WHAT THE TASK ASKS: Give all of the lines again, with nothing added or dropped.

ENTRIES SHOWN:
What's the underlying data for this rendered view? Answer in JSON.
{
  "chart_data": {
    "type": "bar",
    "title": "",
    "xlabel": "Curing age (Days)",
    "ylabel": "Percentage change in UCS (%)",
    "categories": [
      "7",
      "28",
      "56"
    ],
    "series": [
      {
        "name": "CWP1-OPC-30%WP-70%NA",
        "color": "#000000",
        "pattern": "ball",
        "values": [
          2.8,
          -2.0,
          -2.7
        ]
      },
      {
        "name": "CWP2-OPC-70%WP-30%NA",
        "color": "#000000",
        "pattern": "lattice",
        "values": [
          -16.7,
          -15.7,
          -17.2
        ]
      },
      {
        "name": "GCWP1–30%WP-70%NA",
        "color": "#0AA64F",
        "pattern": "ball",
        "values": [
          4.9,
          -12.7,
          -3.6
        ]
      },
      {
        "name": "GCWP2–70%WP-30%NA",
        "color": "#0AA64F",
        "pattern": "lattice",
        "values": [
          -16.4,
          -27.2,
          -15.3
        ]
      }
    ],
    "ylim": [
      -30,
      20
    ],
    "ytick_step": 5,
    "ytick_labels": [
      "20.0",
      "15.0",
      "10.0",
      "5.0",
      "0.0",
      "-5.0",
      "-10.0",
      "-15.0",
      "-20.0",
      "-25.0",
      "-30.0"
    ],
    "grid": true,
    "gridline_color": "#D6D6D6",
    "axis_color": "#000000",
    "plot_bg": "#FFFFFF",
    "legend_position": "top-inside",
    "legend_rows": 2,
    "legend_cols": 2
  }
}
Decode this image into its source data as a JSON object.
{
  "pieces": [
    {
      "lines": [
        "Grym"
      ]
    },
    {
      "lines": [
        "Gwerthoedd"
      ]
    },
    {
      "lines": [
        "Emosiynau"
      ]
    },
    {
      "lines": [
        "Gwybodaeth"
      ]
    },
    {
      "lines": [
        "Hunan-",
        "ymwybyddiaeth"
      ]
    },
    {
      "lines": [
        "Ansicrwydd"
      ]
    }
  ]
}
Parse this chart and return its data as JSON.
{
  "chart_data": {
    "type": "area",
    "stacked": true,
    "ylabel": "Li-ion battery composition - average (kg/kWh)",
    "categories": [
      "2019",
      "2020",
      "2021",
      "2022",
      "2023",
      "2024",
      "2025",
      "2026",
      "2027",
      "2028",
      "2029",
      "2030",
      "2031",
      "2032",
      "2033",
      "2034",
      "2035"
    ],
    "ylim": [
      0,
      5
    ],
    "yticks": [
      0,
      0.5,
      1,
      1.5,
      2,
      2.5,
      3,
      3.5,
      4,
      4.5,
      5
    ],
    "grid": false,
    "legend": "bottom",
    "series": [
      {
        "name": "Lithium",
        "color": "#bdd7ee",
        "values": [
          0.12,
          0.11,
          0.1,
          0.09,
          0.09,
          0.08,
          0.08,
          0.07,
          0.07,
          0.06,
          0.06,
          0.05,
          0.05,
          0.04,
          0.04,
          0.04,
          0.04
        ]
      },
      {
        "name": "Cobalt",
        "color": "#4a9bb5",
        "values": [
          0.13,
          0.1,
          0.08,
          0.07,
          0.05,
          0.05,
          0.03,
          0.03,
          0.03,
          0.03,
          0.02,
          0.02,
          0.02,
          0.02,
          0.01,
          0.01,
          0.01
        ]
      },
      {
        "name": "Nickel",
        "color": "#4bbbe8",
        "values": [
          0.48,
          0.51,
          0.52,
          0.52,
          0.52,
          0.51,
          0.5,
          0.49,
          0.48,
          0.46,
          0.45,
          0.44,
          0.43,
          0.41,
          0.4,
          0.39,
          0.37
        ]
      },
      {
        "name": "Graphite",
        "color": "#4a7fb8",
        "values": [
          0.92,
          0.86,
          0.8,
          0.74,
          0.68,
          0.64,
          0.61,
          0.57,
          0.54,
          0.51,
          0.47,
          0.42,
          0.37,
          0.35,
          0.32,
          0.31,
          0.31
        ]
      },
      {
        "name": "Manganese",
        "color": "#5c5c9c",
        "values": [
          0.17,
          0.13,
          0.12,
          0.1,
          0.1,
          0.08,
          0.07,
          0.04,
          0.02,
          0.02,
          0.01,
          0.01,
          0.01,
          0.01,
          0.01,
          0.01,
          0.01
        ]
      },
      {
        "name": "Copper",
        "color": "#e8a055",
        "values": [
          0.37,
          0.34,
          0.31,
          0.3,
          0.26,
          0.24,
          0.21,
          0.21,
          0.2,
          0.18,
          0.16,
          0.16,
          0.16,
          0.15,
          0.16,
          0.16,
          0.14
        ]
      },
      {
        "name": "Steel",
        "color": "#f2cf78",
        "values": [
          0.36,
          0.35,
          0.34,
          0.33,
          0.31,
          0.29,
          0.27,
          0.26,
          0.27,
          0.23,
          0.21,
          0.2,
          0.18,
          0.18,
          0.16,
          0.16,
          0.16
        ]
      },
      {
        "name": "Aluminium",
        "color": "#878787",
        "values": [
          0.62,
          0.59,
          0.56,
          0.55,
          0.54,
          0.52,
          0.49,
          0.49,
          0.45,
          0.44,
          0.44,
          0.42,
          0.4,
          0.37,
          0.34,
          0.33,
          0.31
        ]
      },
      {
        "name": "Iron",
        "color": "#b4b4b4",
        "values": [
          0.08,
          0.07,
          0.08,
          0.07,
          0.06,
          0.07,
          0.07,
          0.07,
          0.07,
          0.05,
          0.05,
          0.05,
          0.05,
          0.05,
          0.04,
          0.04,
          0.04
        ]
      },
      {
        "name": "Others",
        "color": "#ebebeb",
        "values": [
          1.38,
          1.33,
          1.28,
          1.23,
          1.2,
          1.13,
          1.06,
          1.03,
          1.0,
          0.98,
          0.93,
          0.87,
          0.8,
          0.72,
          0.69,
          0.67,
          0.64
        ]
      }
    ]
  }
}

RESPONSE:
What's the underlying data for this rendered view? Answer in JSON.
{
  "chart_data": {
    "type": "bar",
    "title": "",
    "xlabel": "Curing age (Days)",
    "ylabel": "Percentage change in UCS (%)",
    "categories": [
      "7",
      "28",
      "56"
    ],
    "series": [
      {
        "name": "CWP1-OPC-30%WP-70%NA",
        "color": "#000000",
        "pattern": "ball",
        "values": [
          2.8,
          -2.0,
          -2.7
        ]
      },
      {
        "name": "CWP2-OPC-70%WP-30%NA",
        "color": "#000000",
        "pattern": "lattice",
        "values": [
          -16.7,
          -15.7,
          -17.2
        ]
      },
      {
        "name": "GCWP1–30%WP-70%NA",
        "color": "#0AA64F",
        "pattern": "ball",
        "values": [
          4.9,
          -12.7,
          -3.6
        ]
      },
      {
        "name": "GCWP2–70%WP-30%NA",
        "color": "#0AA64F",
        "pattern": "lattice",
        "values": [
          -16.4,
          -27.2,
          -15.3
        ]
      }
    ],
    "ylim": [
      -30,
      20
    ],
    "ytick_step": 5,
    "ytick_labels": [
      "20.0",
      "15.0",
      "10.0",
      "5.0",
      "0.0",
      "-5.0",
      "-10.0",
      "-15.0",
      "-20.0",
      "-25.0",
      "-30.0"
    ],
    "grid": true,
    "gridline_color": "#D6D6D6",
    "axis_color": "#000000",
    "plot_bg": "#FFFFFF",
    "legend_position": "top-inside",
    "legend_rows": 2,
    "legend_cols": 2
  }
}
Decode this image into its source data as a JSON object.
{
  "pieces": [
    {
      "lines": [
        "Grym"
      ]
    },
    {
      "lines": [
        "Gwerthoedd"
      ]
    },
    {
      "lines": [
        "Emosiynau"
      ]
    },
    {
      "lines": [
        "Gwybodaeth"
      ]
    },
    {
      "lines": [
        "Hunan-",
        "ymwybyddiaeth"
      ]
    },
    {
      "lines": [
        "Ansicrwydd"
      ]
    }
  ]
}
Parse this chart and return its data as JSON.
{
  "chart_data": {
    "type": "area",
    "stacked": true,
    "ylabel": "Li-ion battery composition - average (kg/kWh)",
    "categories": [
      "2019",
      "2020",
      "2021",
      "2022",
      "2023",
      "2024",
      "2025",
      "2026",
      "2027",
      "2028",
      "2029",
      "2030",
      "2031",
      "2032",
      "2033",
      "2034",
      "2035"
    ],
    "ylim": [
      0,
      5
    ],
    "yticks": [
      0,
      0.5,
      1,
      1.5,
      2,
      2.5,
      3,
      3.5,
      4,
      4.5,
      5
    ],
    "grid": false,
    "legend": "bottom",
    "series": [
      {
        "name": "Lithium",
        "color": "#bdd7ee",
        "values": [
          0.12,
          0.11,
          0.1,
          0.09,
          0.09,
          0.08,
          0.08,
          0.07,
          0.07,
          0.06,
          0.06,
          0.05,
          0.05,
          0.04,
          0.04,
          0.04,
          0.04
        ]
      },
      {
        "name": "Cobalt",
        "color": "#4a9bb5",
        "values": [
          0.13,
          0.1,
          0.08,
          0.07,
          0.05,
          0.05,
          0.03,
          0.03,
          0.03,
          0.03,
          0.02,
          0.02,
          0.02,
          0.02,
          0.01,
          0.01,
          0.01
        ]
      },
      {
        "name": "Nickel",
        "color": "#4bbbe8",
        "values": [
          0.48,
          0.51,
          0.52,
          0.52,
          0.52,
          0.51,
          0.5,
          0.49,
          0.48,
          0.46,
          0.45,
          0.44,
          0.43,
          0.41,
          0.4,
          0.39,
          0.37
        ]
      },
      {
        "name": "Graphite",
        "color": "#4a7fb8",
        "values": [
          0.92,
          0.86,
          0.8,
          0.74,
          0.68,
          0.64,
          0.61,
          0.57,
          0.54,
          0.51,
          0.47,
          0.42,
          0.37,
          0.35,
          0.32,
          0.31,
          0.31
        ]
      },
      {
        "name": "Manganese",
        "color": "#5c5c9c",
        "values": [
          0.17,
          0.13,
          0.12,
          0.1,
          0.1,
          0.08,
          0.07,
          0.04,
          0.02,
          0.02,
          0.01,
          0.01,
          0.01,
          0.01,
          0.01,
          0.01,
          0.01
        ]
      },
      {
        "name": "Copper",
        "color": "#e8a055",
        "values": [
          0.37,
          0.34,
          0.31,
          0.3,
          0.26,
          0.24,
          0.21,
          0.21,
          0.2,
          0.18,
          0.16,
          0.16,
          0.16,
          0.15,
          0.16,
          0.16,
          0.14
        ]
      },
      {
        "name": "Steel",
        "color": "#f2cf78",
        "values": [
          0.36,
          0.35,
          0.34,
          0.33,
          0.31,
          0.29,
          0.27,
          0.26,
          0.27,
          0.23,
          0.21,
          0.2,
          0.18,
          0.18,
          0.16,
          0.16,
          0.16
        ]
      },
      {
        "name": "Aluminium",
        "color": "#878787",
        "values": [
          0.62,
          0.59,
          0.56,
          0.55,
          0.54,
          0.52,
          0.49,
          0.49,
          0.45,
          0.44,
          0.44,
          0.42,
          0.4,
          0.37,
          0.34,
          0.33,
          0.31
        ]
      },
      {
        "name": "Iron",
        "color": "#b4b4b4",
        "values": [
          0.08,
          0.07,
          0.08,
          0.07,
          0.06,
          0.07,
          0.07,
          0.07,
          0.07,
          0.05,
          0.05,
          0.05,
          0.05,
          0.05,
          0.04,
          0.04,
          0.04
        ]
      },
      {
        "name": "Others",
        "color": "#ebebeb",
        "values": [
          1.38,
          1.33,
          1.28,
          1.23,
          1.2,
          1.13,
          1.06,
          1.03,
          1.0,
          0.98,
          0.93,
          0.87,
          0.8,
          0.72,
          0.69,
          0.67,
          0.64
        ]
      }
    ]
  }
}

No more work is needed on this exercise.